** Start Task input **

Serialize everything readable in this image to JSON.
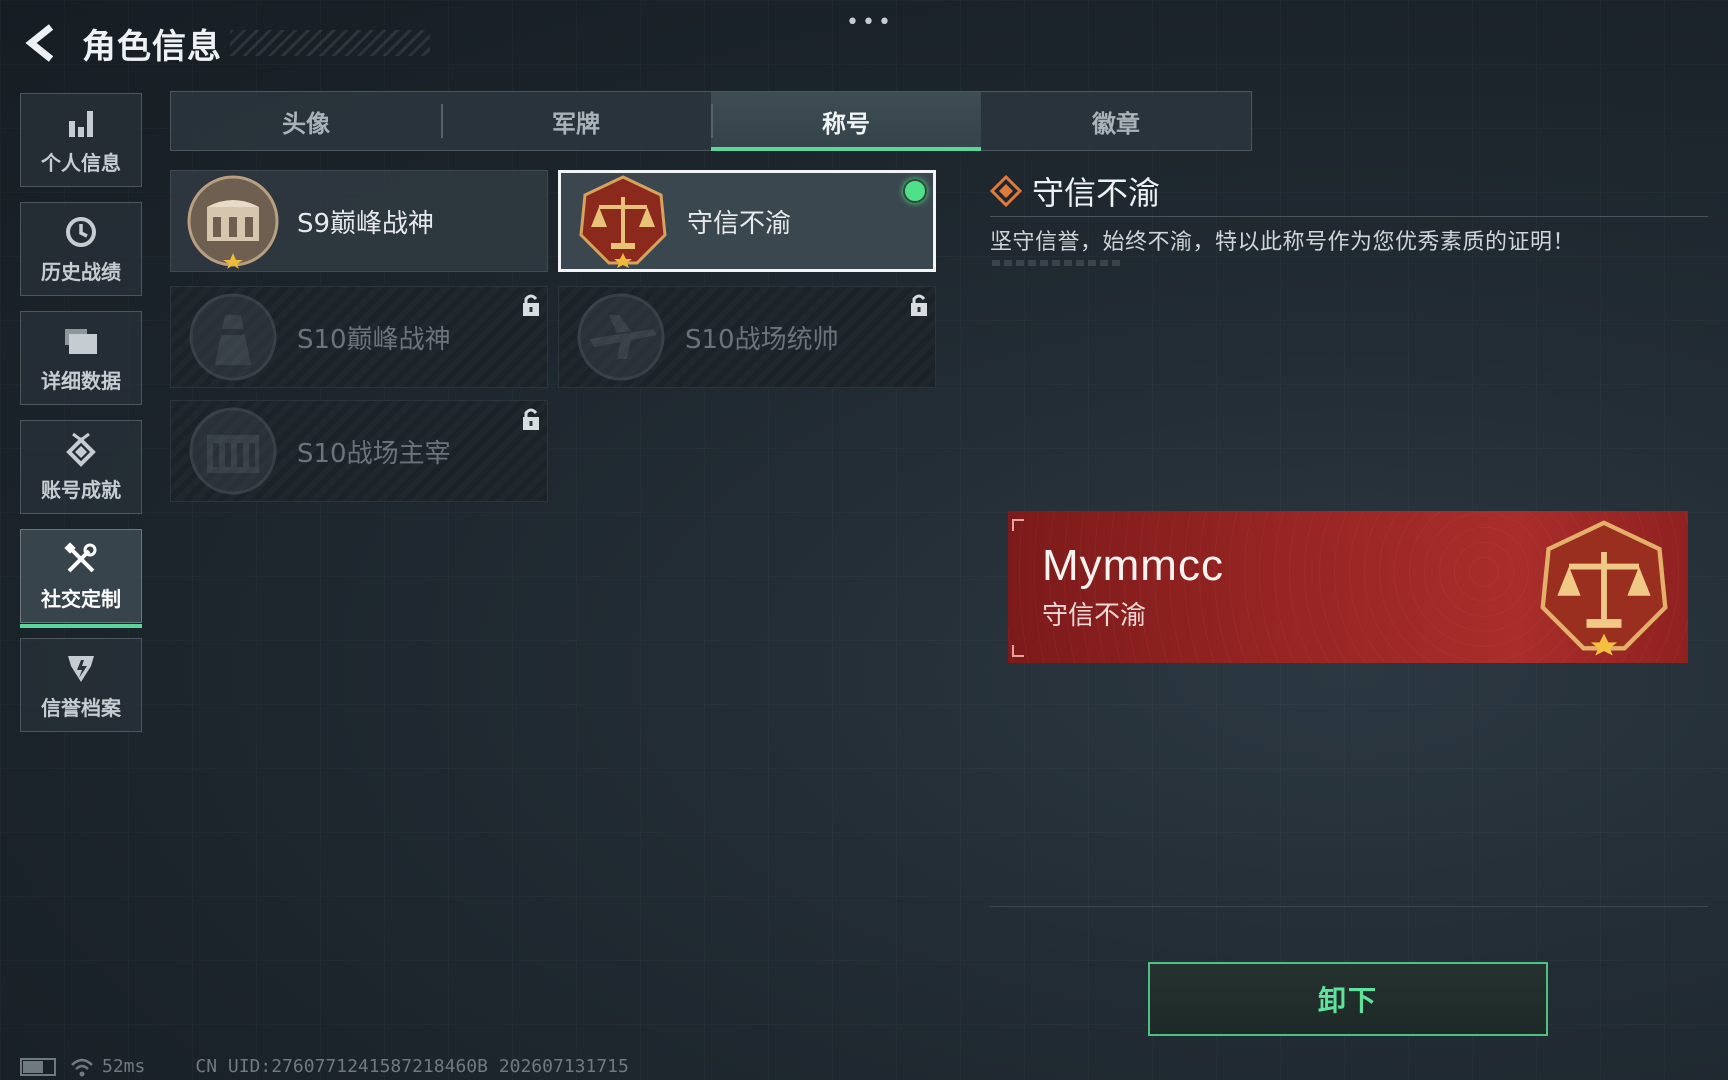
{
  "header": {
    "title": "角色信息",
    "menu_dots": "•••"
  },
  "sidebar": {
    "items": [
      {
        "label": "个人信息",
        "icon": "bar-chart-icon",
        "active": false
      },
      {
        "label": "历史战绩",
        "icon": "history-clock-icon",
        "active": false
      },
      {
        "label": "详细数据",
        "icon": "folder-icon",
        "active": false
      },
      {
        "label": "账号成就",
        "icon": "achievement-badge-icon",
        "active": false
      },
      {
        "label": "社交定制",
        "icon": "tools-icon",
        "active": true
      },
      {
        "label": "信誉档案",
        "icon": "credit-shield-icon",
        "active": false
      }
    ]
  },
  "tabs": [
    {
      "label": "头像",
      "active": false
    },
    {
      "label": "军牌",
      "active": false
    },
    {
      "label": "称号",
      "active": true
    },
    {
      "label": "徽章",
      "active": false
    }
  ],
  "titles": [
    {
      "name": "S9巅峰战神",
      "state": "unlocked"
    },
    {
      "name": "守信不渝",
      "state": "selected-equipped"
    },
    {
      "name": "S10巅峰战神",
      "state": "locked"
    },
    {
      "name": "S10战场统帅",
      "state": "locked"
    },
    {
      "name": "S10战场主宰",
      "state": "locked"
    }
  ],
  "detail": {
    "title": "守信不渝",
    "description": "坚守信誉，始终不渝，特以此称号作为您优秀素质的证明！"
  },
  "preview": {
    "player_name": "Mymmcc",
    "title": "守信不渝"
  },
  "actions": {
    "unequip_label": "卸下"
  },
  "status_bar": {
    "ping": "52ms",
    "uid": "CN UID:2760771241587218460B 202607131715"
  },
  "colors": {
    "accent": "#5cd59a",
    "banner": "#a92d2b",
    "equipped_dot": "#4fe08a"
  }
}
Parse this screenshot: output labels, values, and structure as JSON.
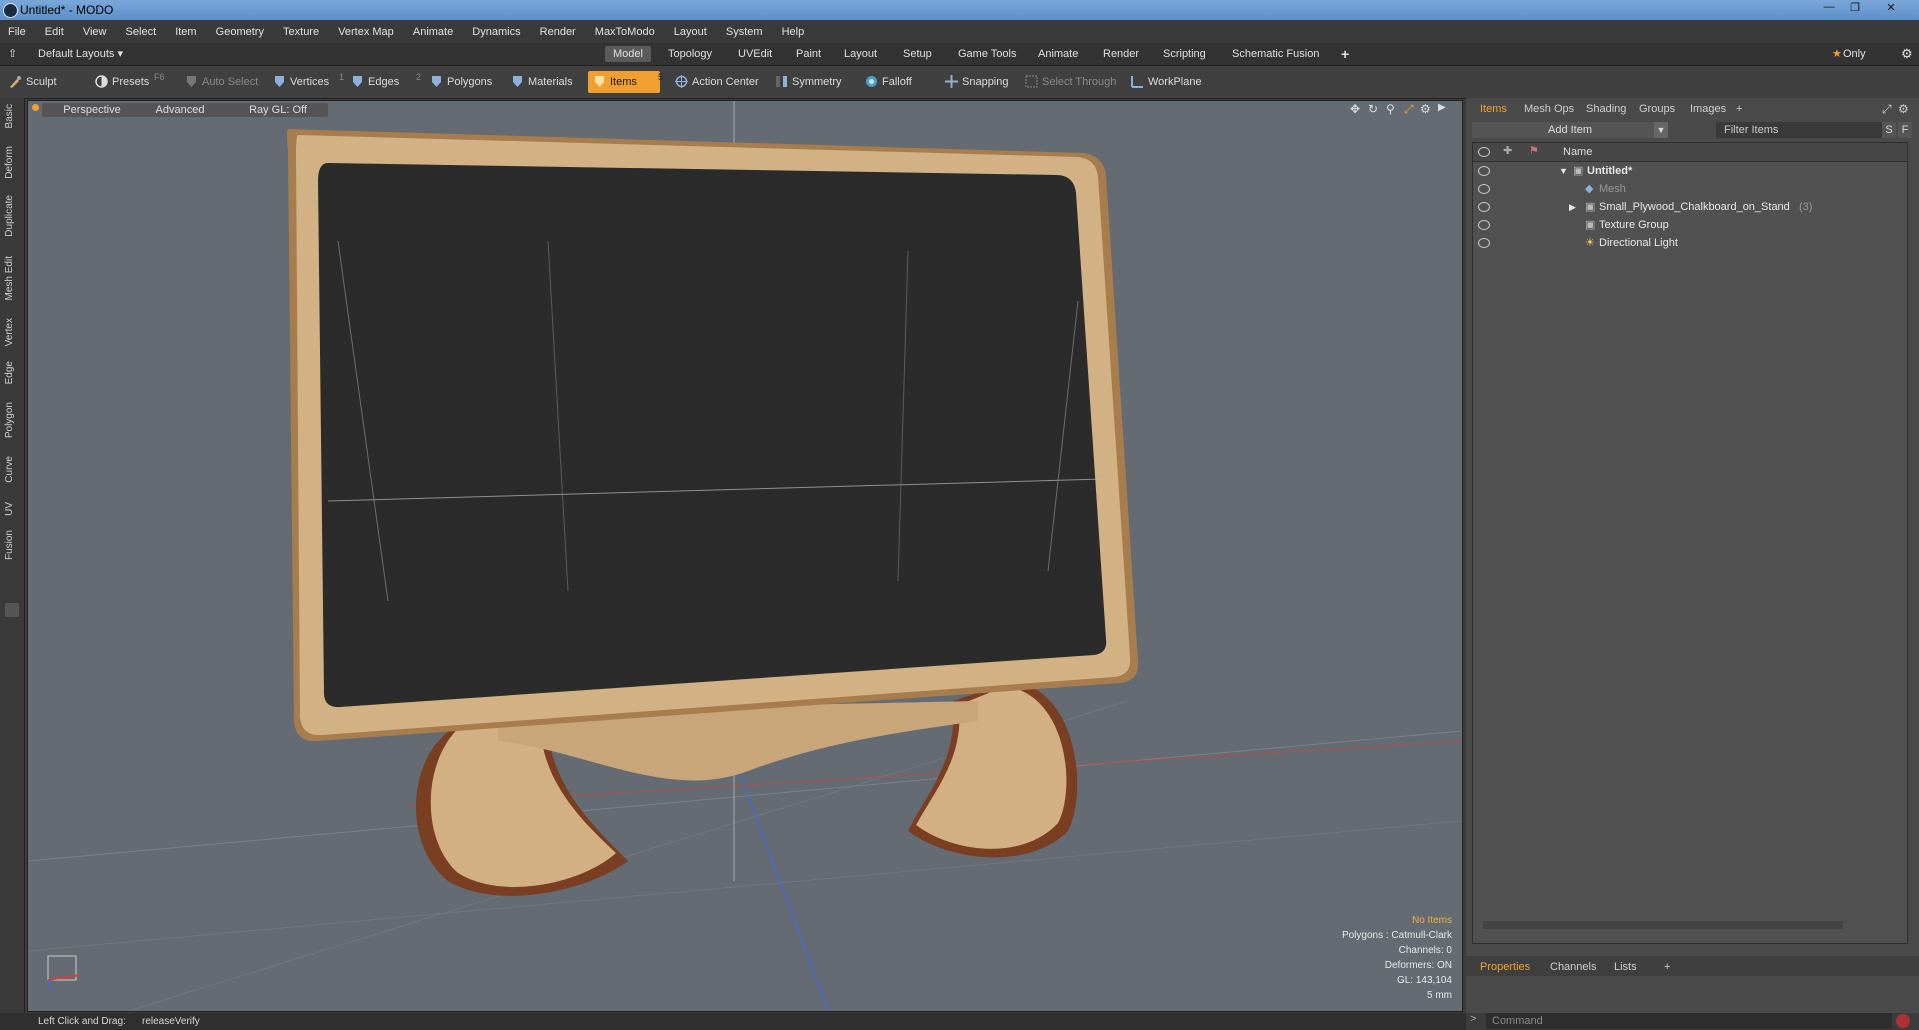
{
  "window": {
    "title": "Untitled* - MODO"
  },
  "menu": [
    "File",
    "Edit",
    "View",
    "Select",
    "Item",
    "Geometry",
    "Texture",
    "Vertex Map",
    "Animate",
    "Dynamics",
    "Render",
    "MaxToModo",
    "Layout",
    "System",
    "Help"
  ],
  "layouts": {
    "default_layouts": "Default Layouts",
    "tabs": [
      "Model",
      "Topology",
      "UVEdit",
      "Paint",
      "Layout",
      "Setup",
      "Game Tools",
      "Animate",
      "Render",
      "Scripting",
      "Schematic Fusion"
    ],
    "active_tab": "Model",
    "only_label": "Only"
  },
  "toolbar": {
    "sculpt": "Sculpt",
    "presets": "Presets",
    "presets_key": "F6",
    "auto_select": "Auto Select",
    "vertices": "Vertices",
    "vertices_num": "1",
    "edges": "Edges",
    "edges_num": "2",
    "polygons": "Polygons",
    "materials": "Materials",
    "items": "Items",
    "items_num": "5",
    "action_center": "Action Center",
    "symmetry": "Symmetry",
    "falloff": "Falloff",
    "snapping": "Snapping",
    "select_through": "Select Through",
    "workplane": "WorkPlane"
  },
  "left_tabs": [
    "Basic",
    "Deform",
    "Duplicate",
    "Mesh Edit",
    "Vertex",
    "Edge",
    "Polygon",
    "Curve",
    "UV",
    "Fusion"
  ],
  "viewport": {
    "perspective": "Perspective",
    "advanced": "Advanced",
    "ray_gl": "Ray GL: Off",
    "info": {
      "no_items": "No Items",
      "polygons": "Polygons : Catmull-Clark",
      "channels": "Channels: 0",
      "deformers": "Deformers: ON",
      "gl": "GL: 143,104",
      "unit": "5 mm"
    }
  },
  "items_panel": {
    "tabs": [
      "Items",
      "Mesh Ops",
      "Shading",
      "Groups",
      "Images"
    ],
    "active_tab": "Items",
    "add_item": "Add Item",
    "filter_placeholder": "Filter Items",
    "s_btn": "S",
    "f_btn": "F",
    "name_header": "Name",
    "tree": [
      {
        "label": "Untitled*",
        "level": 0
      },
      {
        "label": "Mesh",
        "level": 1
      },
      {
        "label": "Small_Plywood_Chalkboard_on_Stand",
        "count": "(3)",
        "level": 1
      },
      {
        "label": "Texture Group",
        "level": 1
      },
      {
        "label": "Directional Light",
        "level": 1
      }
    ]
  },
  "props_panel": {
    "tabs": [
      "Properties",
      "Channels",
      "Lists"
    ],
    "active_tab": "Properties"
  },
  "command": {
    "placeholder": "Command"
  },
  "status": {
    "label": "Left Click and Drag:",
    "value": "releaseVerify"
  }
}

** End Task input **

_Goal_. Repeat each record exactly, with the pictures left out.

_Result below_.
Serialize everything readable in this image to JSON.
{
  "header": {
    "title": "角色信息",
    "menu_dots": "•••"
  },
  "sidebar": {
    "items": [
      {
        "label": "个人信息",
        "icon": "bar-chart-icon",
        "active": false
      },
      {
        "label": "历史战绩",
        "icon": "history-clock-icon",
        "active": false
      },
      {
        "label": "详细数据",
        "icon": "folder-icon",
        "active": false
      },
      {
        "label": "账号成就",
        "icon": "achievement-badge-icon",
        "active": false
      },
      {
        "label": "社交定制",
        "icon": "tools-icon",
        "active": true
      },
      {
        "label": "信誉档案",
        "icon": "credit-shield-icon",
        "active": false
      }
    ]
  },
  "tabs": [
    {
      "label": "头像",
      "active": false
    },
    {
      "label": "军牌",
      "active": false
    },
    {
      "label": "称号",
      "active": true
    },
    {
      "label": "徽章",
      "active": false
    }
  ],
  "titles": [
    {
      "name": "S9巅峰战神",
      "state": "unlocked"
    },
    {
      "name": "守信不渝",
      "state": "selected-equipped"
    },
    {
      "name": "S10巅峰战神",
      "state": "locked"
    },
    {
      "name": "S10战场统帅",
      "state": "locked"
    },
    {
      "name": "S10战场主宰",
      "state": "locked"
    }
  ],
  "detail": {
    "title": "守信不渝",
    "description": "坚守信誉，始终不渝，特以此称号作为您优秀素质的证明！"
  },
  "preview": {
    "player_name": "Mymmcc",
    "title": "守信不渝"
  },
  "actions": {
    "unequip_label": "卸下"
  },
  "status_bar": {
    "ping": "52ms",
    "uid": "CN UID:2760771241587218460B 202607131715"
  },
  "colors": {
    "accent": "#5cd59a",
    "banner": "#a92d2b",
    "equipped_dot": "#4fe08a"
  }
}
Parse this screenshot: output labels, values, and structure as JSON.
{
  "window": {
    "title": "Untitled* - MODO"
  },
  "menu": [
    "File",
    "Edit",
    "View",
    "Select",
    "Item",
    "Geometry",
    "Texture",
    "Vertex Map",
    "Animate",
    "Dynamics",
    "Render",
    "MaxToModo",
    "Layout",
    "System",
    "Help"
  ],
  "layouts": {
    "default_layouts": "Default Layouts",
    "tabs": [
      "Model",
      "Topology",
      "UVEdit",
      "Paint",
      "Layout",
      "Setup",
      "Game Tools",
      "Animate",
      "Render",
      "Scripting",
      "Schematic Fusion"
    ],
    "active_tab": "Model",
    "only_label": "Only"
  },
  "toolbar": {
    "sculpt": "Sculpt",
    "presets": "Presets",
    "presets_key": "F6",
    "auto_select": "Auto Select",
    "vertices": "Vertices",
    "vertices_num": "1",
    "edges": "Edges",
    "edges_num": "2",
    "polygons": "Polygons",
    "materials": "Materials",
    "items": "Items",
    "items_num": "5",
    "action_center": "Action Center",
    "symmetry": "Symmetry",
    "falloff": "Falloff",
    "snapping": "Snapping",
    "select_through": "Select Through",
    "workplane": "WorkPlane"
  },
  "left_tabs": [
    "Basic",
    "Deform",
    "Duplicate",
    "Mesh Edit",
    "Vertex",
    "Edge",
    "Polygon",
    "Curve",
    "UV",
    "Fusion"
  ],
  "viewport": {
    "perspective": "Perspective",
    "advanced": "Advanced",
    "ray_gl": "Ray GL: Off",
    "info": {
      "no_items": "No Items",
      "polygons": "Polygons : Catmull-Clark",
      "channels": "Channels: 0",
      "deformers": "Deformers: ON",
      "gl": "GL: 143,104",
      "unit": "5 mm"
    }
  },
  "items_panel": {
    "tabs": [
      "Items",
      "Mesh Ops",
      "Shading",
      "Groups",
      "Images"
    ],
    "active_tab": "Items",
    "add_item": "Add Item",
    "filter_placeholder": "Filter Items",
    "s_btn": "S",
    "f_btn": "F",
    "name_header": "Name",
    "tree": [
      {
        "label": "Untitled*",
        "level": 0
      },
      {
        "label": "Mesh",
        "level": 1
      },
      {
        "label": "Small_Plywood_Chalkboard_on_Stand",
        "count": "(3)",
        "level": 1
      },
      {
        "label": "Texture Group",
        "level": 1
      },
      {
        "label": "Directional Light",
        "level": 1
      }
    ]
  },
  "props_panel": {
    "tabs": [
      "Properties",
      "Channels",
      "Lists"
    ],
    "active_tab": "Properties"
  },
  "command": {
    "placeholder": "Command"
  },
  "status": {
    "label": "Left Click and Drag:",
    "value": "releaseVerify"
  }
}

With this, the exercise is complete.